[Collected data entries]

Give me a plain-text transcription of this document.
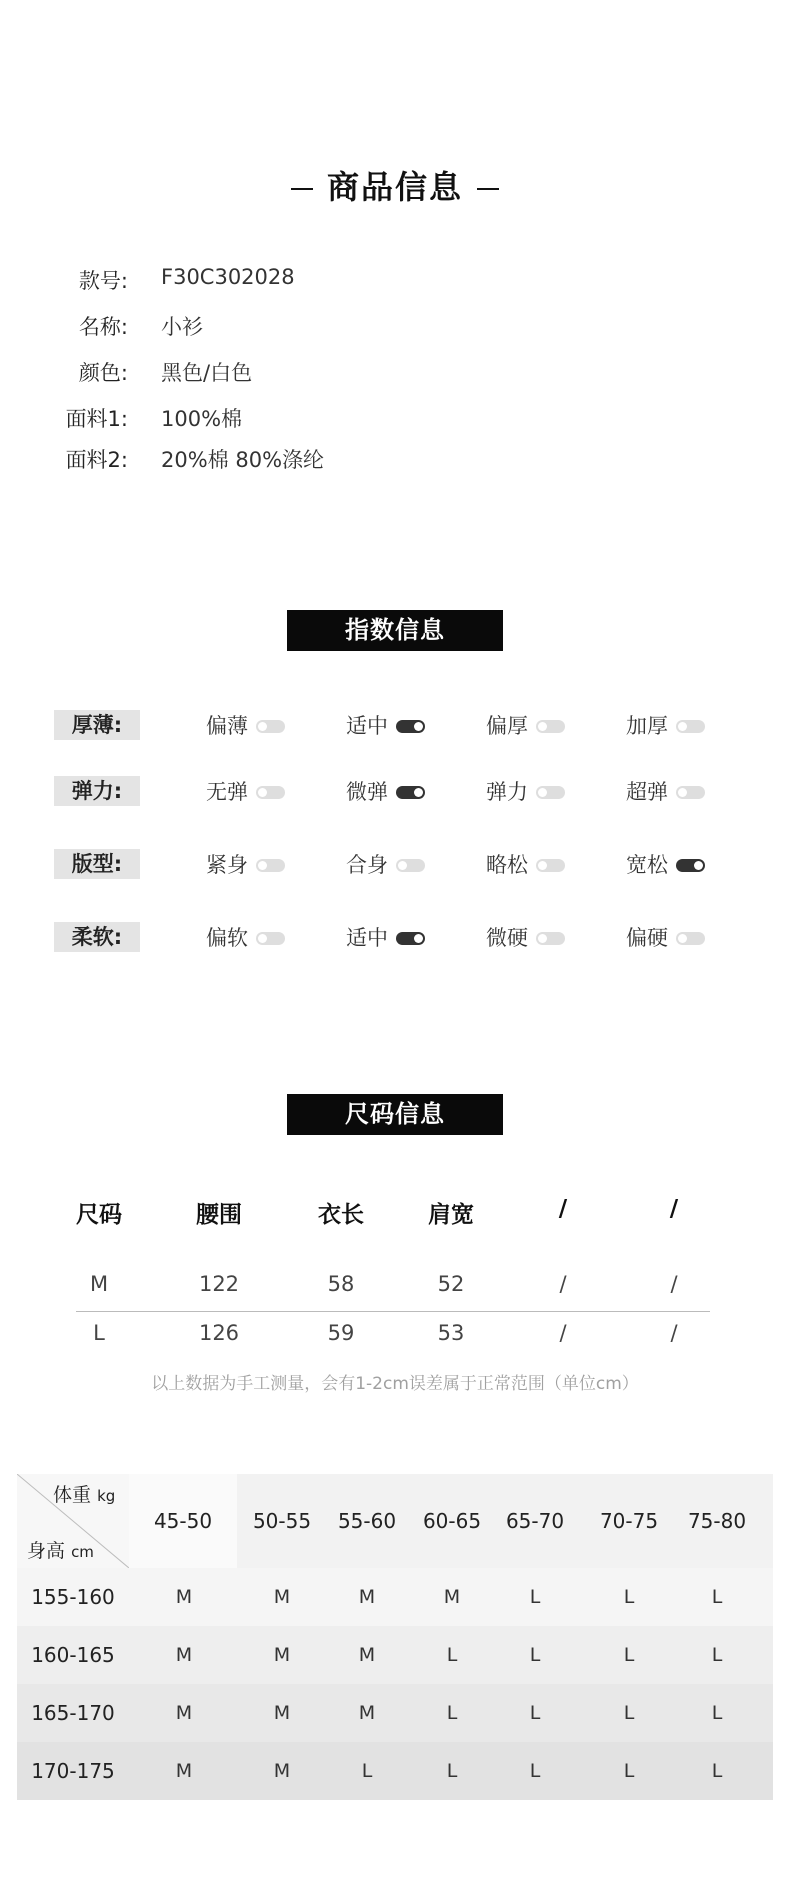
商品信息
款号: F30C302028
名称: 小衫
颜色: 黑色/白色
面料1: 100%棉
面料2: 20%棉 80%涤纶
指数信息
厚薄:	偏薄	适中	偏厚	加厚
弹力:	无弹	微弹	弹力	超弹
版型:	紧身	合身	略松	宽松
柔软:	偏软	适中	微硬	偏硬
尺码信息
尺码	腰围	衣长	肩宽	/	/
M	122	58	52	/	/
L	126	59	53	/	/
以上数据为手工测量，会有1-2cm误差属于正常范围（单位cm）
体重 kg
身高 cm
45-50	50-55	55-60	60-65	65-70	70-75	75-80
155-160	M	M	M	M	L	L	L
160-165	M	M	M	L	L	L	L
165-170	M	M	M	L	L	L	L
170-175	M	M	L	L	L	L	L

#### What you have to do:
Every line of the material is to be quoted exactly, with no pictures carried over.

#### Result:
Give me a plain-text transcription of this document.
商品信息
款号: F30C302028
名称: 小衫
颜色: 黑色/白色
面料1: 100%棉
面料2: 20%棉 80%涤纶
指数信息
厚薄:	偏薄	适中	偏厚	加厚
弹力:	无弹	微弹	弹力	超弹
版型:	紧身	合身	略松	宽松
柔软:	偏软	适中	微硬	偏硬
尺码信息
尺码	腰围	衣长	肩宽	/	/
M	122	58	52	/	/
L	126	59	53	/	/
以上数据为手工测量，会有1-2cm误差属于正常范围（单位cm）
体重 kg
身高 cm
45-50	50-55	55-60	60-65	65-70	70-75	75-80
155-160	M	M	M	M	L	L	L
160-165	M	M	M	L	L	L	L
165-170	M	M	M	L	L	L	L
170-175	M	M	L	L	L	L	L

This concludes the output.